START EXERCISE MATERIALS

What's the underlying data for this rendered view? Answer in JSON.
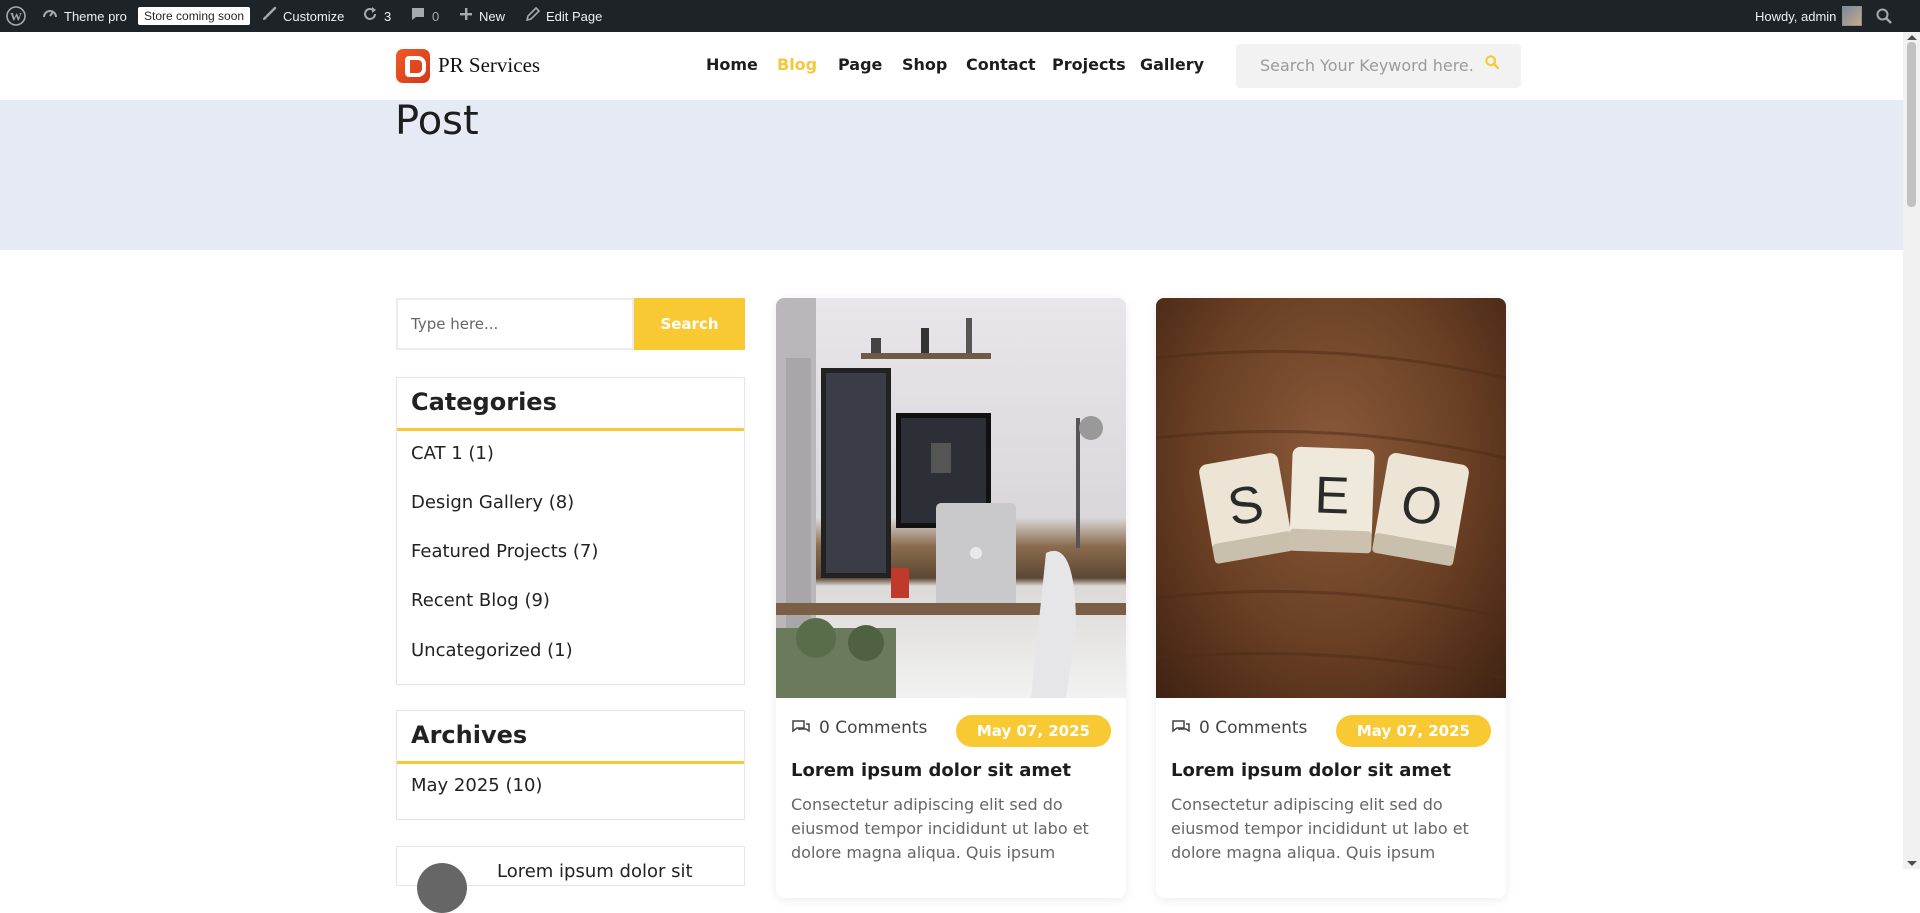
{
  "admin_bar": {
    "site_name": "Theme pro",
    "store_badge": "Store coming soon",
    "customize": "Customize",
    "updates_count": "3",
    "comments_count": "0",
    "new_label": "New",
    "edit_page": "Edit Page",
    "howdy": "Howdy, admin"
  },
  "header": {
    "logo_text": "PR Services",
    "nav": [
      "Home",
      "Blog",
      "Page",
      "Shop",
      "Contact",
      "Projects",
      "Gallery"
    ],
    "active_nav": "Blog",
    "search_placeholder": "Search Your Keyword here."
  },
  "banner": {
    "title": "Post"
  },
  "sidebar": {
    "search_placeholder": "Type here...",
    "search_button": "Search",
    "categories": {
      "title": "Categories",
      "items": [
        "CAT 1 (1)",
        "Design Gallery (8)",
        "Featured Projects (7)",
        "Recent Blog (9)",
        "Uncategorized (1)"
      ]
    },
    "archives": {
      "title": "Archives",
      "items": [
        "May 2025 (10)"
      ]
    },
    "recent_post_partial": "Lorem ipsum dolor sit"
  },
  "posts": [
    {
      "comments": "0 Comments",
      "date": "May  07, 2025",
      "title": "Lorem ipsum dolor sit amet",
      "excerpt": "Consectetur adipiscing elit sed do eiusmod tempor incididunt ut labo et dolore magna aliqua. Quis ipsum"
    },
    {
      "comments": "0 Comments",
      "date": "May  07, 2025",
      "title": "Lorem ipsum dolor sit amet",
      "excerpt": "Consectetur adipiscing elit sed do eiusmod tempor incididunt ut labo et dolore magna aliqua. Quis ipsum"
    }
  ],
  "colors": {
    "accent": "#f9c933",
    "admin_bar": "#1d2327",
    "banner_bg": "#e5eaf4",
    "logo": "#f15a24"
  },
  "icons": {
    "wp_logo": "wordpress-icon",
    "dashboard": "speedometer-icon",
    "customize": "brush-icon",
    "updates": "refresh-icon",
    "comments": "speech-bubble-icon",
    "new": "plus-icon",
    "edit": "pencil-icon",
    "search": "magnifier-icon"
  }
}
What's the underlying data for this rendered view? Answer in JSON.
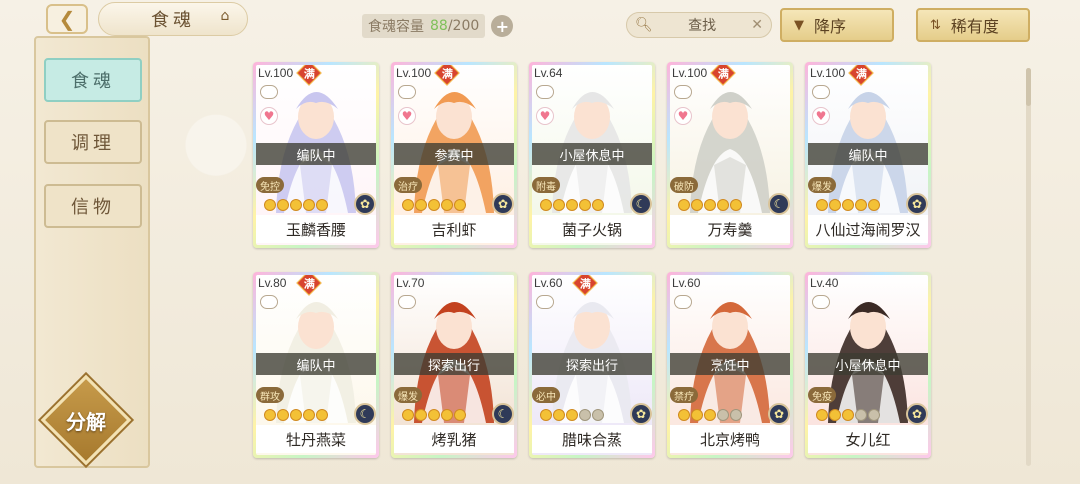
{
  "header": {
    "title": "食魂",
    "back_icon": "back-arrow-icon",
    "hat_icon": "chef-hat-icon",
    "capacity_label": "食魂容量",
    "capacity_used": "88",
    "capacity_total": "/200",
    "capacity_add": "+",
    "search_label": "查找",
    "search_clear": "✕",
    "sort_desc_label": "降序",
    "sort_rarity_label": "稀有度"
  },
  "sidebar": {
    "tabs": [
      {
        "label": "食魂",
        "active": true
      },
      {
        "label": "调理",
        "active": false
      },
      {
        "label": "信物",
        "active": false
      }
    ],
    "decompose_label": "分解"
  },
  "cards": [
    {
      "level": "Lv.100",
      "max": "满",
      "status": "编队中",
      "role": "免控",
      "stars": 5,
      "name": "玉麟香腰",
      "elem_icon": "flower-icon",
      "hair": "#c9c6ef",
      "tone": "#fff5f8"
    },
    {
      "level": "Lv.100",
      "max": "满",
      "status": "参赛中",
      "role": "治疗",
      "stars": 5,
      "name": "吉利虾",
      "elem_icon": "flower-icon",
      "hair": "#f19a52",
      "tone": "#fff0e4"
    },
    {
      "level": "Lv.64",
      "max": "",
      "status": "小屋休息中",
      "role": "附毒",
      "stars": 5,
      "name": "菌子火锅",
      "elem_icon": "moon-icon",
      "hair": "#e6e6e6",
      "tone": "#f4f8ea"
    },
    {
      "level": "Lv.100",
      "max": "满",
      "status": "",
      "role": "破防",
      "stars": 5,
      "name": "万寿羹",
      "elem_icon": "moon-icon",
      "hair": "#cfd0c9",
      "tone": "#f7f2e3"
    },
    {
      "level": "Lv.100",
      "max": "满",
      "status": "编队中",
      "role": "爆发",
      "stars": 5,
      "name": "八仙过海闹罗汉",
      "elem_icon": "flower-icon",
      "hair": "#c7d3e8",
      "tone": "#f1f3f7"
    },
    {
      "level": "Lv.80",
      "max": "满",
      "status": "编队中",
      "role": "群攻",
      "stars": 5,
      "name": "牡丹燕菜",
      "elem_icon": "moon-icon",
      "hair": "#f1eee2",
      "tone": "#fdf8ec"
    },
    {
      "level": "Lv.70",
      "max": "",
      "status": "探索出行",
      "role": "爆发",
      "stars": 5,
      "name": "烤乳猪",
      "elem_icon": "moon-icon",
      "hair": "#c3421f",
      "tone": "#f3e4d6"
    },
    {
      "level": "Lv.60",
      "max": "满",
      "status": "探索出行",
      "role": "必中",
      "stars": 3,
      "name": "腊味合蒸",
      "elem_icon": "flower-icon",
      "hair": "#e9e9f0",
      "tone": "#eee9f8"
    },
    {
      "level": "Lv.60",
      "max": "",
      "status": "烹饪中",
      "role": "禁疗",
      "stars": 3,
      "name": "北京烤鸭",
      "elem_icon": "flower-icon",
      "hair": "#d4683a",
      "tone": "#fbe8e0"
    },
    {
      "level": "Lv.40",
      "max": "",
      "status": "小屋休息中",
      "role": "免疫",
      "stars": 3,
      "name": "女儿红",
      "elem_icon": "flower-icon",
      "hair": "#3b2a25",
      "tone": "#fbe4e0"
    }
  ]
}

END EXERCISE MATERIALS

THE TASK:
Copy out all the data exactly; skip the pictures.

OUTPUT BELOW:
What's the underlying data for this rendered view? Answer in JSON.
{
  "admin_bar": {
    "site_name": "Theme pro",
    "store_badge": "Store coming soon",
    "customize": "Customize",
    "updates_count": "3",
    "comments_count": "0",
    "new_label": "New",
    "edit_page": "Edit Page",
    "howdy": "Howdy, admin"
  },
  "header": {
    "logo_text": "PR Services",
    "nav": [
      "Home",
      "Blog",
      "Page",
      "Shop",
      "Contact",
      "Projects",
      "Gallery"
    ],
    "active_nav": "Blog",
    "search_placeholder": "Search Your Keyword here."
  },
  "banner": {
    "title": "Post"
  },
  "sidebar": {
    "search_placeholder": "Type here...",
    "search_button": "Search",
    "categories": {
      "title": "Categories",
      "items": [
        "CAT 1 (1)",
        "Design Gallery (8)",
        "Featured Projects (7)",
        "Recent Blog (9)",
        "Uncategorized (1)"
      ]
    },
    "archives": {
      "title": "Archives",
      "items": [
        "May 2025 (10)"
      ]
    },
    "recent_post_partial": "Lorem ipsum dolor sit"
  },
  "posts": [
    {
      "comments": "0 Comments",
      "date": "May  07, 2025",
      "title": "Lorem ipsum dolor sit amet",
      "excerpt": "Consectetur adipiscing elit sed do eiusmod tempor incididunt ut labo et dolore magna aliqua. Quis ipsum"
    },
    {
      "comments": "0 Comments",
      "date": "May  07, 2025",
      "title": "Lorem ipsum dolor sit amet",
      "excerpt": "Consectetur adipiscing elit sed do eiusmod tempor incididunt ut labo et dolore magna aliqua. Quis ipsum"
    }
  ],
  "colors": {
    "accent": "#f9c933",
    "admin_bar": "#1d2327",
    "banner_bg": "#e5eaf4",
    "logo": "#f15a24"
  },
  "icons": {
    "wp_logo": "wordpress-icon",
    "dashboard": "speedometer-icon",
    "customize": "brush-icon",
    "updates": "refresh-icon",
    "comments": "speech-bubble-icon",
    "new": "plus-icon",
    "edit": "pencil-icon",
    "search": "magnifier-icon"
  }
}
What's the underlying data for this rendered view? Answer in JSON.
{
  "header": {
    "title": "食魂",
    "back_icon": "back-arrow-icon",
    "hat_icon": "chef-hat-icon",
    "capacity_label": "食魂容量",
    "capacity_used": "88",
    "capacity_total": "/200",
    "capacity_add": "+",
    "search_label": "查找",
    "search_clear": "✕",
    "sort_desc_label": "降序",
    "sort_rarity_label": "稀有度"
  },
  "sidebar": {
    "tabs": [
      {
        "label": "食魂",
        "active": true
      },
      {
        "label": "调理",
        "active": false
      },
      {
        "label": "信物",
        "active": false
      }
    ],
    "decompose_label": "分解"
  },
  "cards": [
    {
      "level": "Lv.100",
      "max": "满",
      "status": "编队中",
      "role": "免控",
      "stars": 5,
      "name": "玉麟香腰",
      "elem_icon": "flower-icon",
      "hair": "#c9c6ef",
      "tone": "#fff5f8"
    },
    {
      "level": "Lv.100",
      "max": "满",
      "status": "参赛中",
      "role": "治疗",
      "stars": 5,
      "name": "吉利虾",
      "elem_icon": "flower-icon",
      "hair": "#f19a52",
      "tone": "#fff0e4"
    },
    {
      "level": "Lv.64",
      "max": "",
      "status": "小屋休息中",
      "role": "附毒",
      "stars": 5,
      "name": "菌子火锅",
      "elem_icon": "moon-icon",
      "hair": "#e6e6e6",
      "tone": "#f4f8ea"
    },
    {
      "level": "Lv.100",
      "max": "满",
      "status": "",
      "role": "破防",
      "stars": 5,
      "name": "万寿羹",
      "elem_icon": "moon-icon",
      "hair": "#cfd0c9",
      "tone": "#f7f2e3"
    },
    {
      "level": "Lv.100",
      "max": "满",
      "status": "编队中",
      "role": "爆发",
      "stars": 5,
      "name": "八仙过海闹罗汉",
      "elem_icon": "flower-icon",
      "hair": "#c7d3e8",
      "tone": "#f1f3f7"
    },
    {
      "level": "Lv.80",
      "max": "满",
      "status": "编队中",
      "role": "群攻",
      "stars": 5,
      "name": "牡丹燕菜",
      "elem_icon": "moon-icon",
      "hair": "#f1eee2",
      "tone": "#fdf8ec"
    },
    {
      "level": "Lv.70",
      "max": "",
      "status": "探索出行",
      "role": "爆发",
      "stars": 5,
      "name": "烤乳猪",
      "elem_icon": "moon-icon",
      "hair": "#c3421f",
      "tone": "#f3e4d6"
    },
    {
      "level": "Lv.60",
      "max": "满",
      "status": "探索出行",
      "role": "必中",
      "stars": 3,
      "name": "腊味合蒸",
      "elem_icon": "flower-icon",
      "hair": "#e9e9f0",
      "tone": "#eee9f8"
    },
    {
      "level": "Lv.60",
      "max": "",
      "status": "烹饪中",
      "role": "禁疗",
      "stars": 3,
      "name": "北京烤鸭",
      "elem_icon": "flower-icon",
      "hair": "#d4683a",
      "tone": "#fbe8e0"
    },
    {
      "level": "Lv.40",
      "max": "",
      "status": "小屋休息中",
      "role": "免疫",
      "stars": 3,
      "name": "女儿红",
      "elem_icon": "flower-icon",
      "hair": "#3b2a25",
      "tone": "#fbe4e0"
    }
  ]
}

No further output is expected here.